### WHAT YOU SHOULD DO
Exclude the pictures and retype the entries as written.

[Stored records]
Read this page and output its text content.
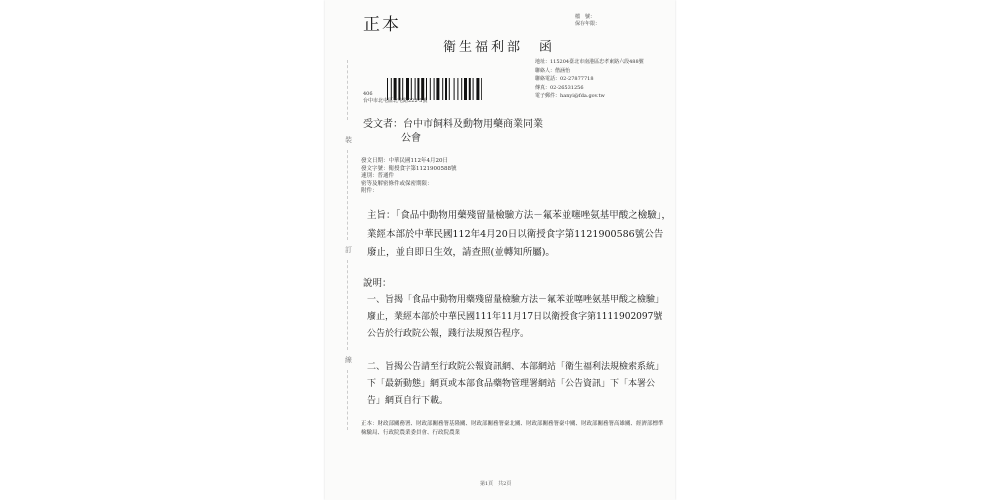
正本	檔　號：
保存年限：
衛生福利部　函
地址：115204臺北市南港區忠孝東路六段488號
聯絡人：偕涵怡
聯絡電話：02-27877718
傳真：02-26531256
電子郵件：hanyi@fda.gov.tw
406
台中市北屯區北屯路222-5號
受文者：台中市飼料及動物用藥商業同業
公會
發文日期：中華民國112年4月20日
發文字號：衛授食字第1121900588號
速別：普通件
密等及解密條件或保密期限：
附件：
主旨：「食品中動物用藥殘留量檢驗方法－氟苯並噻唑氨基甲酸之檢驗」，業經本部於中華民國112年4月20日以衛授食字第1121900586號公告廢止，並自即日生效，請查照(並轉知所屬)。
說明：
一、旨揭「食品中動物用藥殘留量檢驗方法－氟苯並噻唑氨基甲酸之檢驗」廢止，業經本部於中華民國111年11月17日以衛授食字第1111902097號公告於行政院公報，踐行法規預告程序。
二、旨揭公告請至行政院公報資訊網、本部網站「衛生福利法規檢索系統」下「最新動態」網頁或本部食品藥物管理署網站「公告資訊」下「本署公告」網頁自行下載。
正本：財政部關務署、財政部關務署基隆關、財政部關務署臺北關、財政部關務署臺中關、財政部關務署高雄關、經濟部標準檢驗局、行政院農業委員會、行政院農業
第1頁　共2頁
裝
訂
線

### OUTPUT OF THE EXERCISE
Read this page and output its text content.
正本	檔　號：
保存年限：
衛生福利部　函
地址：115204臺北市南港區忠孝東路六段488號
聯絡人：偕涵怡
聯絡電話：02-27877718
傳真：02-26531256
電子郵件：hanyi@fda.gov.tw
406
台中市北屯區北屯路222-5號
受文者：台中市飼料及動物用藥商業同業
公會
發文日期：中華民國112年4月20日
發文字號：衛授食字第1121900588號
速別：普通件
密等及解密條件或保密期限：
附件：
主旨：「食品中動物用藥殘留量檢驗方法－氟苯並噻唑氨基甲酸之檢驗」，業經本部於中華民國112年4月20日以衛授食字第1121900586號公告廢止，並自即日生效，請查照(並轉知所屬)。
說明：
一、旨揭「食品中動物用藥殘留量檢驗方法－氟苯並噻唑氨基甲酸之檢驗」廢止，業經本部於中華民國111年11月17日以衛授食字第1111902097號公告於行政院公報，踐行法規預告程序。
二、旨揭公告請至行政院公報資訊網、本部網站「衛生福利法規檢索系統」下「最新動態」網頁或本部食品藥物管理署網站「公告資訊」下「本署公告」網頁自行下載。
正本：財政部關務署、財政部關務署基隆關、財政部關務署臺北關、財政部關務署臺中關、財政部關務署高雄關、經濟部標準檢驗局、行政院農業委員會、行政院農業
第1頁　共2頁
裝
訂
線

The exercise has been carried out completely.